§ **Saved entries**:

start

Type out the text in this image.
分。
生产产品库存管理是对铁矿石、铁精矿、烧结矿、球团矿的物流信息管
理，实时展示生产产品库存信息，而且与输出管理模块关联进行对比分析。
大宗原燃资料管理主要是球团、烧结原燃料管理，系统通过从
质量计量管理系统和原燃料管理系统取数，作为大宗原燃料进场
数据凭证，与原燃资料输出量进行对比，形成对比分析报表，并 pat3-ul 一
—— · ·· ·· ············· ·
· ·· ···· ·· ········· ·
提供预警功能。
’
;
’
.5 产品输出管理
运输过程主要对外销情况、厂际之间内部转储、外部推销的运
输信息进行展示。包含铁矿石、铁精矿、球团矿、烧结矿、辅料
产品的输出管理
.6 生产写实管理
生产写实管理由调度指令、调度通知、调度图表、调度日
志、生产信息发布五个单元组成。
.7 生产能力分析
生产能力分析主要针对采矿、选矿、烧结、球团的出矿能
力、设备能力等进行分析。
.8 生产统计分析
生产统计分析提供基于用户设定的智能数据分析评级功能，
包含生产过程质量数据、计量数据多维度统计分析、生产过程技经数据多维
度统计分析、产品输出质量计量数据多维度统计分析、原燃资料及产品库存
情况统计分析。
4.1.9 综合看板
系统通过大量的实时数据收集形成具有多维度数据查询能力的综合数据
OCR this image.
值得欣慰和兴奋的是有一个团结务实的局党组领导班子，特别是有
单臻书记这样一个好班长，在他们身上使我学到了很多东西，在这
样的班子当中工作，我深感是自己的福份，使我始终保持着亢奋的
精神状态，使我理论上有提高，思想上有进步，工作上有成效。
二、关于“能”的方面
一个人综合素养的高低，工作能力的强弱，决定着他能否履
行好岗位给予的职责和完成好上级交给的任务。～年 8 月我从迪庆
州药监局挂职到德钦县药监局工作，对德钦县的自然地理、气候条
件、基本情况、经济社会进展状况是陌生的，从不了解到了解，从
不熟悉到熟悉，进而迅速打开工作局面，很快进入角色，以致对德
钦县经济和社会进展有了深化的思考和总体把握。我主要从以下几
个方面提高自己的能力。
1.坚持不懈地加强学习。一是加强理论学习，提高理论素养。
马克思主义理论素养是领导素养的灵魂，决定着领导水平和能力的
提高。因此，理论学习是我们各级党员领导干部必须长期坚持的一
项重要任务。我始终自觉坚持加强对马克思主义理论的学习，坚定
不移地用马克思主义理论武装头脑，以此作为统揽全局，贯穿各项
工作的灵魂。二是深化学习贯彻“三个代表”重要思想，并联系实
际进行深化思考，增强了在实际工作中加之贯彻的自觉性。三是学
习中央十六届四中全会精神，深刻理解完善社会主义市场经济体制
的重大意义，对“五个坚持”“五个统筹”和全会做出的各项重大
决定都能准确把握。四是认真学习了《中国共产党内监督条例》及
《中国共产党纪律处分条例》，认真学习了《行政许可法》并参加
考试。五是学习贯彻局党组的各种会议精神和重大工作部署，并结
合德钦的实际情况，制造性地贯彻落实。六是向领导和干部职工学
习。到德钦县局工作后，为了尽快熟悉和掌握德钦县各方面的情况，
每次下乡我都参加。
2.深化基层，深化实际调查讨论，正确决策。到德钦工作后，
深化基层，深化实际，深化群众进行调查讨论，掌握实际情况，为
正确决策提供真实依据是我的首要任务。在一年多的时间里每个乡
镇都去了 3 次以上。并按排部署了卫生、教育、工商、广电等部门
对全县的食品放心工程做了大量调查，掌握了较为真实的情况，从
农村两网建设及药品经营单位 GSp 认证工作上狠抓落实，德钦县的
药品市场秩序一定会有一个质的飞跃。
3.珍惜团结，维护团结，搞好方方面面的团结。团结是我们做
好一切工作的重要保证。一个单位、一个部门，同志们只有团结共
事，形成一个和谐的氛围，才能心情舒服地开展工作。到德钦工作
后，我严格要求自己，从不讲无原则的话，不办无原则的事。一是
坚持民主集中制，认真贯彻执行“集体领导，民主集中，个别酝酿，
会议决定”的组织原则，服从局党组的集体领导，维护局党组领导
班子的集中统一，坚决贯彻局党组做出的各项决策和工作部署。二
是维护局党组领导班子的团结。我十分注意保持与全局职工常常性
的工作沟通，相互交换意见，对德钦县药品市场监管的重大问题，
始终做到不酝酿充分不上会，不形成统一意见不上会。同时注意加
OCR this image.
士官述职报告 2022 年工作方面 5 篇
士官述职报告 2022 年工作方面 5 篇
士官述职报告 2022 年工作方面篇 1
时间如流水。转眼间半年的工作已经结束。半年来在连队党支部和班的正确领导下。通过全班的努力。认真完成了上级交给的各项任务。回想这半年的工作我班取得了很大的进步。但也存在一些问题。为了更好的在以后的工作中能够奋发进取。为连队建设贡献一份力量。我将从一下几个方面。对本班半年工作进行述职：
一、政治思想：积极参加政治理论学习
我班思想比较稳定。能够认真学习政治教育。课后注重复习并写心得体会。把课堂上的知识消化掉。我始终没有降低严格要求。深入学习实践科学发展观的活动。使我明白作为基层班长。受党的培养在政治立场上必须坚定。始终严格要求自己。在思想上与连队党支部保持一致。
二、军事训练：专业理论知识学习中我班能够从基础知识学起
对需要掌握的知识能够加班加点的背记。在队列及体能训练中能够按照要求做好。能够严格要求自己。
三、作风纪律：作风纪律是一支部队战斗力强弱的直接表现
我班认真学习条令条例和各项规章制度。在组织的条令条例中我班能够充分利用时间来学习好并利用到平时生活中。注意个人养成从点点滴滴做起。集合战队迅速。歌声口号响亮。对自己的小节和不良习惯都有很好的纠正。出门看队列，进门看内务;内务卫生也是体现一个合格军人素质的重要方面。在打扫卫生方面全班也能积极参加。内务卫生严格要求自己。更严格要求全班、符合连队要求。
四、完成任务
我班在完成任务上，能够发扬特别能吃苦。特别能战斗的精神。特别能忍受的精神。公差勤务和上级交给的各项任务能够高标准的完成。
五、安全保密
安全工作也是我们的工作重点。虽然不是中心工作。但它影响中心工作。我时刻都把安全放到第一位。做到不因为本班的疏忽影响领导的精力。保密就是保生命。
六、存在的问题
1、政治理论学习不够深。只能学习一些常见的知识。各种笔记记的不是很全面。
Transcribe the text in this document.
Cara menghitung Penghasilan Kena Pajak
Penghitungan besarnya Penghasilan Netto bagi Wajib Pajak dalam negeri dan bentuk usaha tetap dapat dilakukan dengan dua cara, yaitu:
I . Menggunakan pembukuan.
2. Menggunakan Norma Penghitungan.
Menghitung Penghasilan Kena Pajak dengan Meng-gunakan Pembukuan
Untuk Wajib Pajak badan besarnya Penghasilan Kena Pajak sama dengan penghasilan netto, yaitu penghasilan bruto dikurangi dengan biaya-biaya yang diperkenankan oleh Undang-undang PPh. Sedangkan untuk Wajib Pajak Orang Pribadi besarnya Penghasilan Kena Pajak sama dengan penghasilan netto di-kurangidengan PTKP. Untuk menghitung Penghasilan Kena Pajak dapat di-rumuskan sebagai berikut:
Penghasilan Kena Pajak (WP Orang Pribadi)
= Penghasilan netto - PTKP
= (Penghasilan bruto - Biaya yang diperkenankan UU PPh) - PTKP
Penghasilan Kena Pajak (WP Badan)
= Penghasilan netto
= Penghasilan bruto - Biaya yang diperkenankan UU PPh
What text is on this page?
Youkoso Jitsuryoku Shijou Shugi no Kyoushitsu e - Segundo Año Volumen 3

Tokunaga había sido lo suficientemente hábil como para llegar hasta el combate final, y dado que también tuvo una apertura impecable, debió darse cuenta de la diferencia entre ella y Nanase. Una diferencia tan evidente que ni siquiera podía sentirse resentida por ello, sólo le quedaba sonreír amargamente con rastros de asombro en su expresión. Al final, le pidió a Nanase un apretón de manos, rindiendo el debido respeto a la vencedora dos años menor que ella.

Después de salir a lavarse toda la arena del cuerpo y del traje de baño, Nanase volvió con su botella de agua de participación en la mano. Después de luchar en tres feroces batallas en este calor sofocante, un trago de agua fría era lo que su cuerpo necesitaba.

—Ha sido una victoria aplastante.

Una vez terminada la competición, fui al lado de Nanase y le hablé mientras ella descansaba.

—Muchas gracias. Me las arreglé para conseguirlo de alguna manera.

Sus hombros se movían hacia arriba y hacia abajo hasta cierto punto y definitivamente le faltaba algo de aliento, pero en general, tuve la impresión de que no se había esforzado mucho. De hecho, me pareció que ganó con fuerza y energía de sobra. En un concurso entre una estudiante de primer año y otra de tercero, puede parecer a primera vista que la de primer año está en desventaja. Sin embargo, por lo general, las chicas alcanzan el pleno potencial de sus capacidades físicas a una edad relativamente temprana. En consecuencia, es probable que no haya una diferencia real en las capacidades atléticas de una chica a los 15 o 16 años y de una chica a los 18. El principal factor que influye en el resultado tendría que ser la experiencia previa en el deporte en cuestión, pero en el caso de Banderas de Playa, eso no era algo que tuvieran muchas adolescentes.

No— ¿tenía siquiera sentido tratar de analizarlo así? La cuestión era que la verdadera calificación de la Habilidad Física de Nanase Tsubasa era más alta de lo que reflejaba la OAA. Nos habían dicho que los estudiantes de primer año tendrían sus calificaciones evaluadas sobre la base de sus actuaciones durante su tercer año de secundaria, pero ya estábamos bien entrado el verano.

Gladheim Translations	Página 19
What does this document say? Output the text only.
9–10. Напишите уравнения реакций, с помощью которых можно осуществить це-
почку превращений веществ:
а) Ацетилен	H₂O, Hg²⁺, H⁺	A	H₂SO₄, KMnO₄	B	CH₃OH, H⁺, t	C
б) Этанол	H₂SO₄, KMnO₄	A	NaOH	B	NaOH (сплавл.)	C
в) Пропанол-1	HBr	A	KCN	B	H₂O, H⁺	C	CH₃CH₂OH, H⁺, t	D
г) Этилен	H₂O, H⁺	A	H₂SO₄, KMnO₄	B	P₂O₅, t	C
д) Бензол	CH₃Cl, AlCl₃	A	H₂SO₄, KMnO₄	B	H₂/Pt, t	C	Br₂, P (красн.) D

end

§ **EXERCISE PROMPT**:
Look through the material above and work out how many of its lines contain "Pribadi". State the number only.

§ **FINAL ANSWER**:
2